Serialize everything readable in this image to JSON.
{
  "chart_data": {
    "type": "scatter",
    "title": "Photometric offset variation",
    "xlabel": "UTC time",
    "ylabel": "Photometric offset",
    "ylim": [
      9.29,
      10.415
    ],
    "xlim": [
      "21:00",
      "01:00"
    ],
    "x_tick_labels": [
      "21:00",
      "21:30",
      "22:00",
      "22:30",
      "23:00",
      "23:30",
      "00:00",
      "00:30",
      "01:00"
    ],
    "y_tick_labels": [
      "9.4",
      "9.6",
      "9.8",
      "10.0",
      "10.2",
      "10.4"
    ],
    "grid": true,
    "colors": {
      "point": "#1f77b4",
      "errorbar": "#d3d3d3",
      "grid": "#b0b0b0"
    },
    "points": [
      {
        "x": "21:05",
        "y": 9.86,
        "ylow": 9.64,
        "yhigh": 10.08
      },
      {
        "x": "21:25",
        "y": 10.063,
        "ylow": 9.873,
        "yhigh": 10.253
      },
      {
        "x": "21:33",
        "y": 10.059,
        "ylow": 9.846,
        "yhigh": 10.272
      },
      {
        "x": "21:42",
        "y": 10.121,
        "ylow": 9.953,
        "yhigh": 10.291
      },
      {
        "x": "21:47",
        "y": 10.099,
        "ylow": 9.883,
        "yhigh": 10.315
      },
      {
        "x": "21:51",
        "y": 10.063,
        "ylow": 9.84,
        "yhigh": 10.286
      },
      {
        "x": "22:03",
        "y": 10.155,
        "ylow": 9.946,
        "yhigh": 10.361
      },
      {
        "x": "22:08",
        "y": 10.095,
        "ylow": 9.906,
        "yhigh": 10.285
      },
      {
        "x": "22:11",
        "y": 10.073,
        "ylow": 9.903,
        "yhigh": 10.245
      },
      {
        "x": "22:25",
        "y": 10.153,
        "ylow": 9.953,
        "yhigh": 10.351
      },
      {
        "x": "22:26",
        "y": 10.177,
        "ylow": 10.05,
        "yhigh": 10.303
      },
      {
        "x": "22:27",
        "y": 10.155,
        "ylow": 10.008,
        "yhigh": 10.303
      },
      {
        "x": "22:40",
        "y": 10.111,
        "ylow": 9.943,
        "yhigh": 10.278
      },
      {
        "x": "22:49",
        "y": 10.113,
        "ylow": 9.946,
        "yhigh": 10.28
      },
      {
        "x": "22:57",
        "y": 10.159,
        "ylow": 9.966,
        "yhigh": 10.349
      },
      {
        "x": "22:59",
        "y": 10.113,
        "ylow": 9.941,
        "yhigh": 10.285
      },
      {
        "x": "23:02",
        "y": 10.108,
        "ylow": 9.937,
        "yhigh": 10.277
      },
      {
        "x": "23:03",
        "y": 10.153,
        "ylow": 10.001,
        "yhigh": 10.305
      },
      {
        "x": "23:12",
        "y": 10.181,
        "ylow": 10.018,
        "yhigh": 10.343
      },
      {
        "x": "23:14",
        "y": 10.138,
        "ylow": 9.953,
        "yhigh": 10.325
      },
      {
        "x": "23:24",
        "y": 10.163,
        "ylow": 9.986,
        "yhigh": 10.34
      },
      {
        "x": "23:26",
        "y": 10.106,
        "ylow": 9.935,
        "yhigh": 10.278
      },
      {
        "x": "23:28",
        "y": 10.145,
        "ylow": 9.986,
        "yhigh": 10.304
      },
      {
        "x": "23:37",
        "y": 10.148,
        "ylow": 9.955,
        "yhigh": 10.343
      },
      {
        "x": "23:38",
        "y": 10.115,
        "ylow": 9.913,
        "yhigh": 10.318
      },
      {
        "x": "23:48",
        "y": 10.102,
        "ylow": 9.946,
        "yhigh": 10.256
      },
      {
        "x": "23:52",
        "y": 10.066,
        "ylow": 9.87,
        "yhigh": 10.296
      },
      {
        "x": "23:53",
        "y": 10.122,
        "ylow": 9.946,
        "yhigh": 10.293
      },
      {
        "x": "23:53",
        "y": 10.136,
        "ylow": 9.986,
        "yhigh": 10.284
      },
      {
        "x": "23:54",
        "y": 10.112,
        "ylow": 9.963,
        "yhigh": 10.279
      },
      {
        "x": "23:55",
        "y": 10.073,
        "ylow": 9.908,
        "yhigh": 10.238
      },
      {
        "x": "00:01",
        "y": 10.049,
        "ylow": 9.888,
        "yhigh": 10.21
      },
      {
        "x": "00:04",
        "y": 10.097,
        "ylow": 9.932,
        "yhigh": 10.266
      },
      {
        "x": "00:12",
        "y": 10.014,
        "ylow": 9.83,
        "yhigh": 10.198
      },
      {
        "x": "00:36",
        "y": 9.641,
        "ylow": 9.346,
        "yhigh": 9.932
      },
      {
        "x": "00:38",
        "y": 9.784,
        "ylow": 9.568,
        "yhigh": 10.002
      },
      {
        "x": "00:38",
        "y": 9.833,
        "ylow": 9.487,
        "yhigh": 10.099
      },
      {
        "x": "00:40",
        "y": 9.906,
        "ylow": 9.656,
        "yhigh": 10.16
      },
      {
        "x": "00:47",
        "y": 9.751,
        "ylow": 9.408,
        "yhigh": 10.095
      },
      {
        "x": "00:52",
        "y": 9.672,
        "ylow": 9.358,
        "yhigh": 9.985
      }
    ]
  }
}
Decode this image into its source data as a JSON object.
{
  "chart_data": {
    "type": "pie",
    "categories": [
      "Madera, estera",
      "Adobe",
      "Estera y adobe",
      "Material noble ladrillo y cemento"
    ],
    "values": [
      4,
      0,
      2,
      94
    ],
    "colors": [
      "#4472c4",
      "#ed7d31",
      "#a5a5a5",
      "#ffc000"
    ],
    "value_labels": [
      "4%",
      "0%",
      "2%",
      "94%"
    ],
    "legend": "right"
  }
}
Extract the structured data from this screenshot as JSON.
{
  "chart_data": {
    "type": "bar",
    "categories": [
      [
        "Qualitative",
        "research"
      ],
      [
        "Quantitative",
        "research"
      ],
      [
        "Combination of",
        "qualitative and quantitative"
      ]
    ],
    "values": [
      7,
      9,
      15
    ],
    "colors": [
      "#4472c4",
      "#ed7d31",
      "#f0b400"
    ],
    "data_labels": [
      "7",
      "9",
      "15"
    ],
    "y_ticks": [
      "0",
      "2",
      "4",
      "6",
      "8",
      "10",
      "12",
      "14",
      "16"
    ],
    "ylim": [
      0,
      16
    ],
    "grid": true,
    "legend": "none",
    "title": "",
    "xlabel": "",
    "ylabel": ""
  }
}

▶ **Written exercise**
In the records above, locate the lines holding the word "Photometric". Copy each of them.

▶ **Exercise response**
    "title": "Photometric offset variation",
    "ylabel": "Photometric offset",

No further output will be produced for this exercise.